● Written request: Find how many lines in the material hold the word "AUTO", then state that number and nothing more.

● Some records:
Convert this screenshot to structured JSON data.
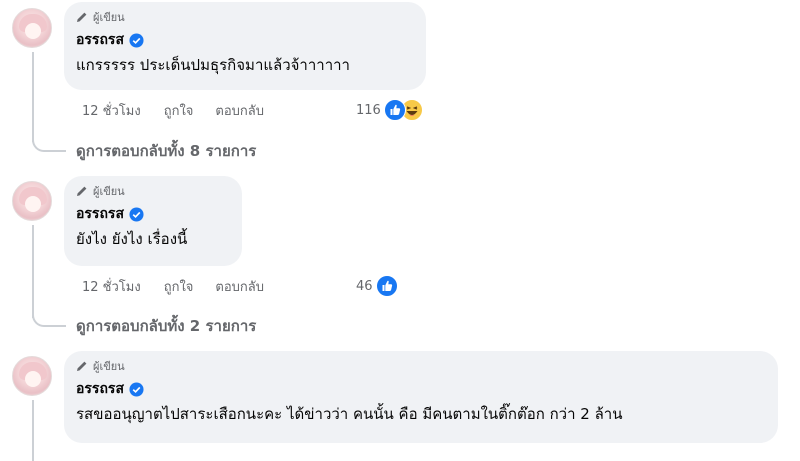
{
  "comments": [
    {
      "badge": "ผู้เขียน",
      "author": "อรรถรส",
      "text": "แกรรรรร ประเด็นปมธุรกิจมาแล้วจ้าาาาาา",
      "time": "12 ชั่วโมง",
      "like_label": "ถูกใจ",
      "reply_label": "ตอบกลับ",
      "reaction_count": "116",
      "reactions": [
        "like-icon",
        "haha-icon"
      ],
      "replies_link": "ดูการตอบกลับทั้ง 8 รายการ"
    },
    {
      "badge": "ผู้เขียน",
      "author": "อรรถรส",
      "text": "ยังไง ยังไง เรื่องนี้",
      "time": "12 ชั่วโมง",
      "like_label": "ถูกใจ",
      "reply_label": "ตอบกลับ",
      "reaction_count": "46",
      "reactions": [
        "like-icon"
      ],
      "replies_link": "ดูการตอบกลับทั้ง 2 รายการ"
    },
    {
      "badge": "ผู้เขียน",
      "author": "อรรถรส",
      "text": "รสขออนุญาตไปสาระเสือกนะคะ ได้ข่าวว่า คนนั้น คือ มีคนตามในติ๊กต๊อก กว่า 2 ล้าน"
    }
  ],
  "colors": {
    "bubble_bg": "#f0f2f5",
    "secondary_text": "#65676b",
    "like_blue": "#1877f2",
    "verified_blue": "#1877f2"
  }
}
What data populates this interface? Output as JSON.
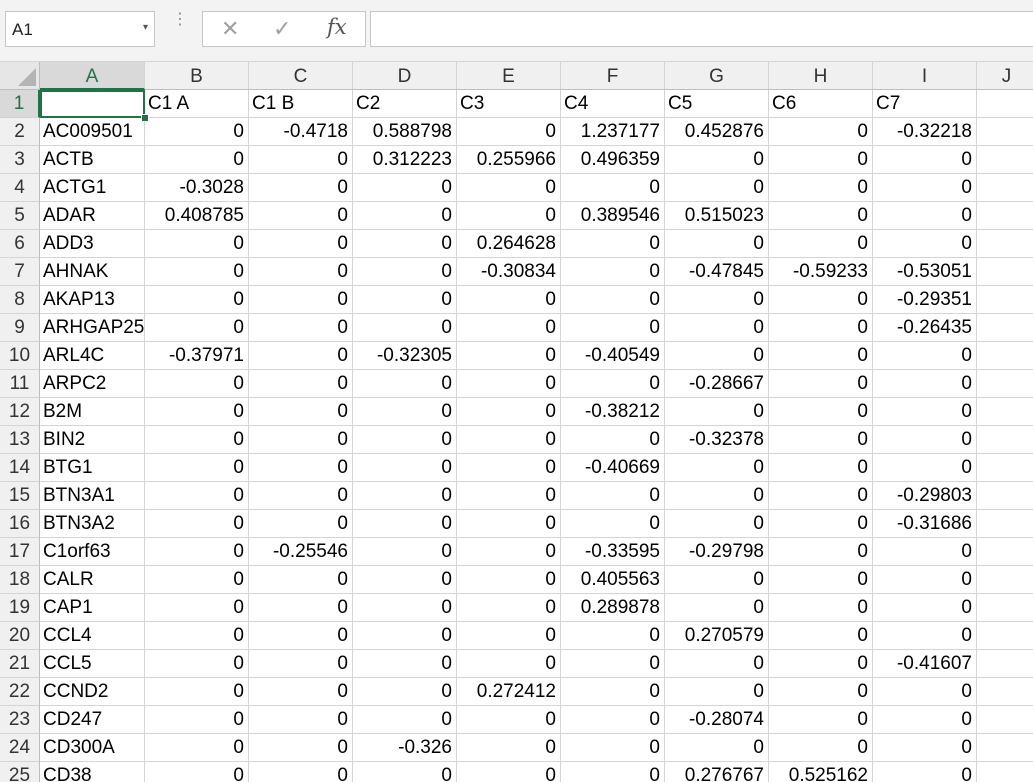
{
  "formula_bar": {
    "name_box": "A1",
    "name_box_arrow": "▾",
    "more_dots": "⋮",
    "cancel_label": "✕",
    "enter_label": "✓",
    "fx_label": "fx",
    "formula": ""
  },
  "colors": {
    "accent": "#217346",
    "header_bg": "#f0f0f0",
    "grid_line": "#d4d4d4"
  },
  "selected_cell": "A1",
  "columns": [
    "A",
    "B",
    "C",
    "D",
    "E",
    "F",
    "G",
    "H",
    "I",
    "J"
  ],
  "rows": [
    {
      "n": "1",
      "cells": [
        "",
        "C1 A",
        "C1 B",
        "C2",
        "C3",
        "C4",
        "C5",
        "C6",
        "C7",
        ""
      ]
    },
    {
      "n": "2",
      "cells": [
        "AC009501",
        "0",
        "-0.4718",
        "0.588798",
        "0",
        "1.237177",
        "0.452876",
        "0",
        "-0.32218",
        ""
      ]
    },
    {
      "n": "3",
      "cells": [
        "ACTB",
        "0",
        "0",
        "0.312223",
        "0.255966",
        "0.496359",
        "0",
        "0",
        "0",
        ""
      ]
    },
    {
      "n": "4",
      "cells": [
        "ACTG1",
        "-0.3028",
        "0",
        "0",
        "0",
        "0",
        "0",
        "0",
        "0",
        ""
      ]
    },
    {
      "n": "5",
      "cells": [
        "ADAR",
        "0.408785",
        "0",
        "0",
        "0",
        "0.389546",
        "0.515023",
        "0",
        "0",
        ""
      ]
    },
    {
      "n": "6",
      "cells": [
        "ADD3",
        "0",
        "0",
        "0",
        "0.264628",
        "0",
        "0",
        "0",
        "0",
        ""
      ]
    },
    {
      "n": "7",
      "cells": [
        "AHNAK",
        "0",
        "0",
        "0",
        "-0.30834",
        "0",
        "-0.47845",
        "-0.59233",
        "-0.53051",
        ""
      ]
    },
    {
      "n": "8",
      "cells": [
        "AKAP13",
        "0",
        "0",
        "0",
        "0",
        "0",
        "0",
        "0",
        "-0.29351",
        ""
      ]
    },
    {
      "n": "9",
      "cells": [
        "ARHGAP25",
        "0",
        "0",
        "0",
        "0",
        "0",
        "0",
        "0",
        "-0.26435",
        ""
      ]
    },
    {
      "n": "10",
      "cells": [
        "ARL4C",
        "-0.37971",
        "0",
        "-0.32305",
        "0",
        "-0.40549",
        "0",
        "0",
        "0",
        ""
      ]
    },
    {
      "n": "11",
      "cells": [
        "ARPC2",
        "0",
        "0",
        "0",
        "0",
        "0",
        "-0.28667",
        "0",
        "0",
        ""
      ]
    },
    {
      "n": "12",
      "cells": [
        "B2M",
        "0",
        "0",
        "0",
        "0",
        "-0.38212",
        "0",
        "0",
        "0",
        ""
      ]
    },
    {
      "n": "13",
      "cells": [
        "BIN2",
        "0",
        "0",
        "0",
        "0",
        "0",
        "-0.32378",
        "0",
        "0",
        ""
      ]
    },
    {
      "n": "14",
      "cells": [
        "BTG1",
        "0",
        "0",
        "0",
        "0",
        "-0.40669",
        "0",
        "0",
        "0",
        ""
      ]
    },
    {
      "n": "15",
      "cells": [
        "BTN3A1",
        "0",
        "0",
        "0",
        "0",
        "0",
        "0",
        "0",
        "-0.29803",
        ""
      ]
    },
    {
      "n": "16",
      "cells": [
        "BTN3A2",
        "0",
        "0",
        "0",
        "0",
        "0",
        "0",
        "0",
        "-0.31686",
        ""
      ]
    },
    {
      "n": "17",
      "cells": [
        "C1orf63",
        "0",
        "-0.25546",
        "0",
        "0",
        "-0.33595",
        "-0.29798",
        "0",
        "0",
        ""
      ]
    },
    {
      "n": "18",
      "cells": [
        "CALR",
        "0",
        "0",
        "0",
        "0",
        "0.405563",
        "0",
        "0",
        "0",
        ""
      ]
    },
    {
      "n": "19",
      "cells": [
        "CAP1",
        "0",
        "0",
        "0",
        "0",
        "0.289878",
        "0",
        "0",
        "0",
        ""
      ]
    },
    {
      "n": "20",
      "cells": [
        "CCL4",
        "0",
        "0",
        "0",
        "0",
        "0",
        "0.270579",
        "0",
        "0",
        ""
      ]
    },
    {
      "n": "21",
      "cells": [
        "CCL5",
        "0",
        "0",
        "0",
        "0",
        "0",
        "0",
        "0",
        "-0.41607",
        ""
      ]
    },
    {
      "n": "22",
      "cells": [
        "CCND2",
        "0",
        "0",
        "0",
        "0.272412",
        "0",
        "0",
        "0",
        "0",
        ""
      ]
    },
    {
      "n": "23",
      "cells": [
        "CD247",
        "0",
        "0",
        "0",
        "0",
        "0",
        "-0.28074",
        "0",
        "0",
        ""
      ]
    },
    {
      "n": "24",
      "cells": [
        "CD300A",
        "0",
        "0",
        "-0.326",
        "0",
        "0",
        "0",
        "0",
        "0",
        ""
      ]
    },
    {
      "n": "25",
      "cells": [
        "CD38",
        "0",
        "0",
        "0",
        "0",
        "0",
        "0.276767",
        "0.525162",
        "0",
        ""
      ]
    }
  ]
}
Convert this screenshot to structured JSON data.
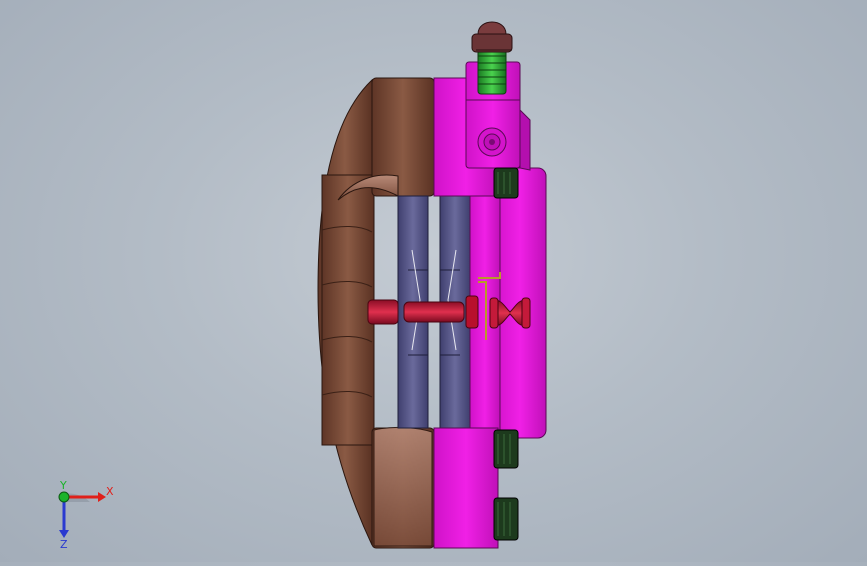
{
  "viewport": {
    "background_top": "#c4cbd3",
    "background_bottom": "#a3adb9"
  },
  "model": {
    "parts": [
      {
        "name": "caliper-body-outer",
        "color": "#7a4a36"
      },
      {
        "name": "caliper-body-inner",
        "color": "#e81adf"
      },
      {
        "name": "brake-pad",
        "color": "#5a5a8c"
      },
      {
        "name": "piston-pin",
        "color": "#c41a3a"
      },
      {
        "name": "bleed-fitting",
        "color": "#2fa83a"
      },
      {
        "name": "bleed-cap",
        "color": "#6a3436"
      },
      {
        "name": "mount-bolt",
        "color": "#1d3a1d"
      }
    ]
  },
  "triad": {
    "x_label": "X",
    "y_label": "Y",
    "z_label": "Z",
    "x_color": "#e0201a",
    "y_color": "#1bb32a",
    "z_color": "#2a3ad0"
  }
}
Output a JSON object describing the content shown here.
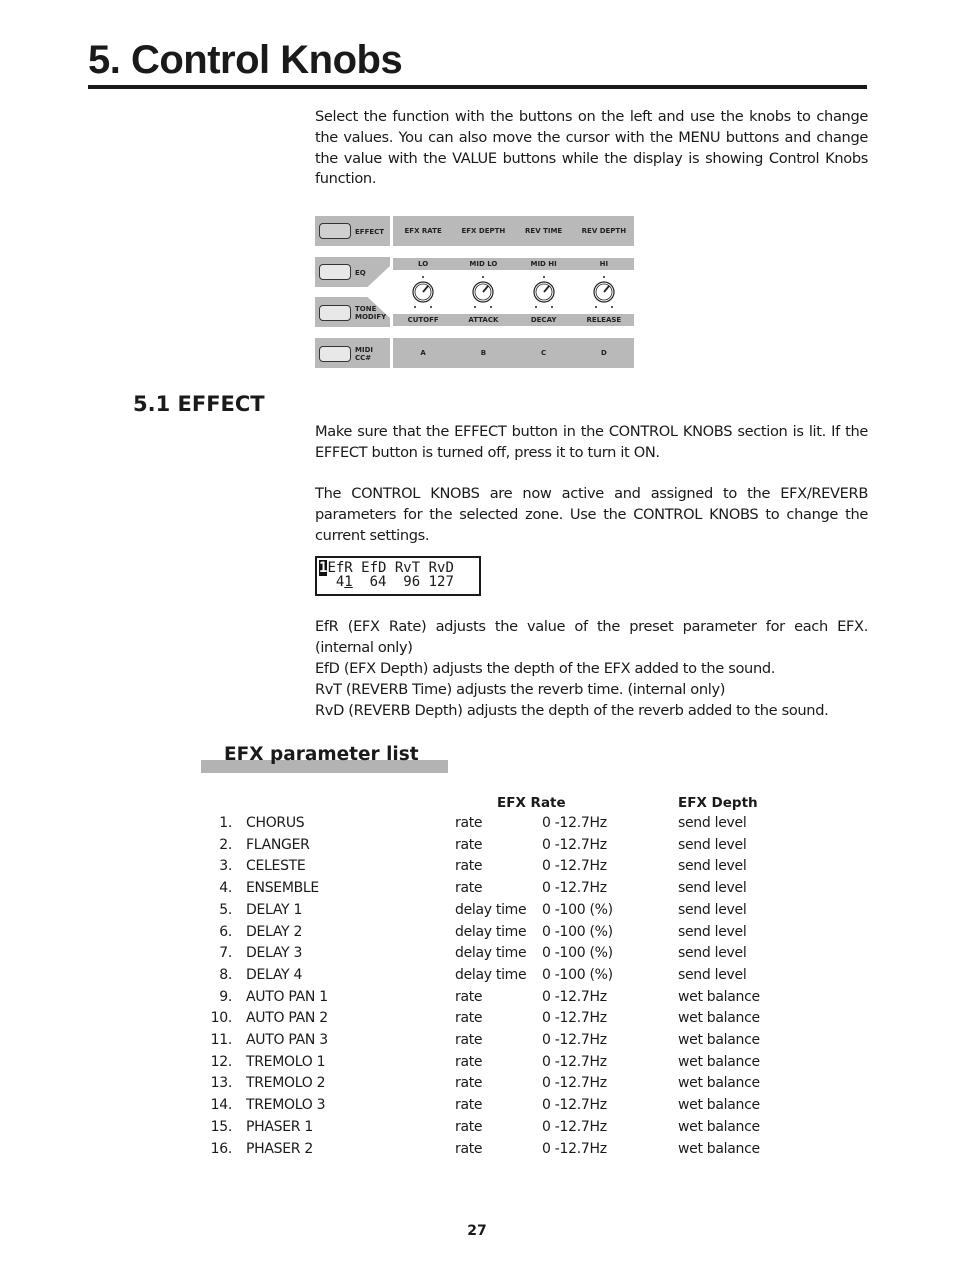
{
  "page": {
    "title": "5. Control Knobs",
    "intro": "Select the function with the buttons on the left and use the knobs to change the values.  You can also move the cursor with the MENU buttons and change the value with the VALUE buttons while the display is showing Control Knobs function.",
    "page_number": "27"
  },
  "panel": {
    "buttons": [
      {
        "label_line1": "EFFECT",
        "label_line2": ""
      },
      {
        "label_line1": "EQ",
        "label_line2": ""
      },
      {
        "label_line1": "TONE",
        "label_line2": "MODIFY"
      },
      {
        "label_line1": "MIDI",
        "label_line2": "CC#"
      }
    ],
    "effect_row": [
      "EFX RATE",
      "EFX DEPTH",
      "REV TIME",
      "REV DEPTH"
    ],
    "eq_row": [
      "LO",
      "MID LO",
      "MID HI",
      "HI"
    ],
    "tone_row": [
      "CUTOFF",
      "ATTACK",
      "DECAY",
      "RELEASE"
    ],
    "midi_row": [
      "A",
      "B",
      "C",
      "D"
    ]
  },
  "section": {
    "heading": "5.1 EFFECT",
    "para1": "Make sure that the EFFECT button in the CONTROL KNOBS section is lit.  If the EFFECT button is turned off, press it to turn it ON.",
    "para2": "The CONTROL KNOBS are now active and assigned to the EFX/REVERB parameters for the selected zone.  Use the CONTROL KNOBS to change the current settings.",
    "lcd": {
      "zone": "1",
      "labels": "EfR EfD RvT RvD",
      "values_prefix": "  4",
      "cursor_digit": "1",
      "values_rest": "  64  96 127"
    },
    "desc": [
      "EfR (EFX Rate) adjusts the value of the preset parameter for each EFX.  (internal only)",
      "EfD (EFX Depth) adjusts the depth of the EFX added to the sound.",
      "RvT (REVERB Time) adjusts the reverb time.  (internal only)",
      "RvD (REVERB Depth) adjusts the depth of the reverb added to the sound."
    ]
  },
  "efx_list": {
    "heading": "EFX parameter list",
    "col_rate": "EFX Rate",
    "col_depth": "EFX Depth",
    "rows": [
      {
        "num": "1.",
        "name": "CHORUS",
        "param": "rate",
        "range": "0 -12.7Hz",
        "depth": "send level"
      },
      {
        "num": "2.",
        "name": "FLANGER",
        "param": "rate",
        "range": "0 -12.7Hz",
        "depth": "send level"
      },
      {
        "num": "3.",
        "name": "CELESTE",
        "param": "rate",
        "range": "0 -12.7Hz",
        "depth": "send level"
      },
      {
        "num": "4.",
        "name": "ENSEMBLE",
        "param": "rate",
        "range": "0 -12.7Hz",
        "depth": "send level"
      },
      {
        "num": "5.",
        "name": "DELAY 1",
        "param": "delay time",
        "range": "0 -100 (%)",
        "depth": "send level"
      },
      {
        "num": "6.",
        "name": "DELAY 2",
        "param": "delay time",
        "range": "0 -100 (%)",
        "depth": "send level"
      },
      {
        "num": "7.",
        "name": "DELAY 3",
        "param": "delay time",
        "range": "0 -100 (%)",
        "depth": "send level"
      },
      {
        "num": "8.",
        "name": "DELAY 4",
        "param": "delay time",
        "range": "0 -100 (%)",
        "depth": "send level"
      },
      {
        "num": "9.",
        "name": "AUTO PAN 1",
        "param": "rate",
        "range": "0 -12.7Hz",
        "depth": "wet balance"
      },
      {
        "num": "10.",
        "name": "AUTO PAN 2",
        "param": "rate",
        "range": "0 -12.7Hz",
        "depth": "wet balance"
      },
      {
        "num": "11.",
        "name": "AUTO PAN 3",
        "param": "rate",
        "range": "0 -12.7Hz",
        "depth": "wet balance"
      },
      {
        "num": "12.",
        "name": "TREMOLO 1",
        "param": "rate",
        "range": "0 -12.7Hz",
        "depth": "wet balance"
      },
      {
        "num": "13.",
        "name": "TREMOLO 2",
        "param": "rate",
        "range": "0 -12.7Hz",
        "depth": "wet balance"
      },
      {
        "num": "14.",
        "name": "TREMOLO 3",
        "param": "rate",
        "range": "0 -12.7Hz",
        "depth": "wet balance"
      },
      {
        "num": "15.",
        "name": "PHASER 1",
        "param": "rate",
        "range": "0 -12.7Hz",
        "depth": "wet balance"
      },
      {
        "num": "16.",
        "name": "PHASER 2",
        "param": "rate",
        "range": "0 -12.7Hz",
        "depth": "wet balance"
      }
    ]
  }
}
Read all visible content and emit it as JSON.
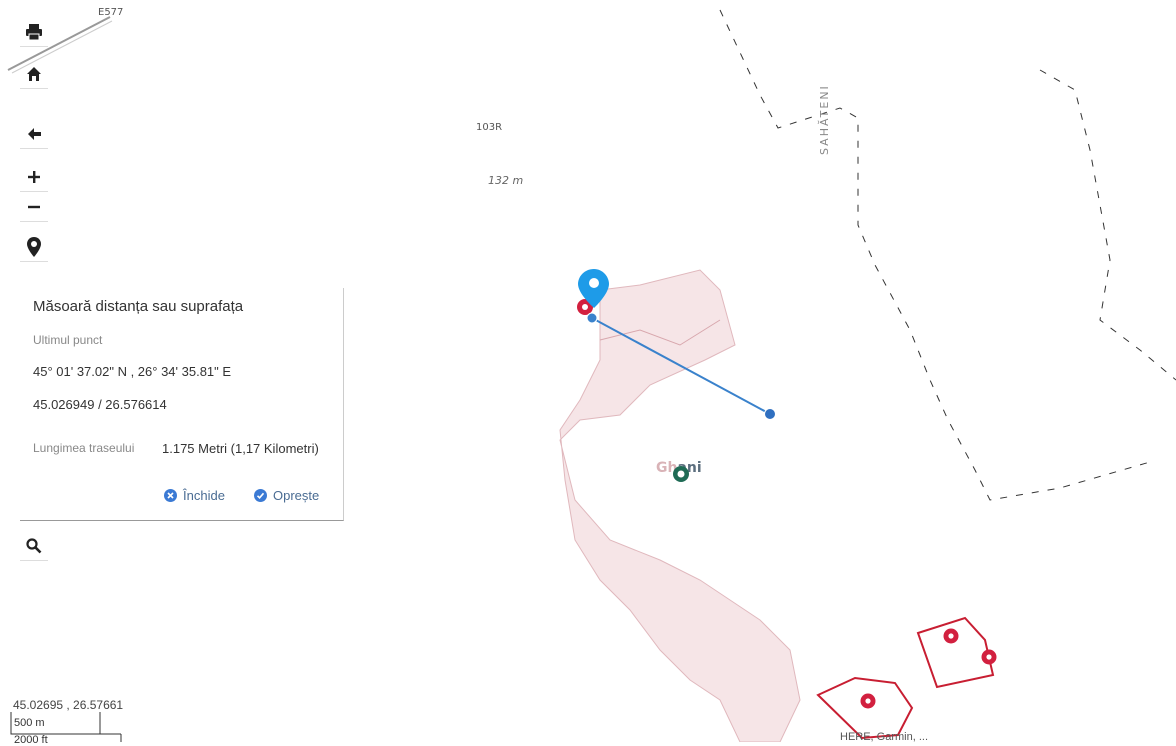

● Final result: 3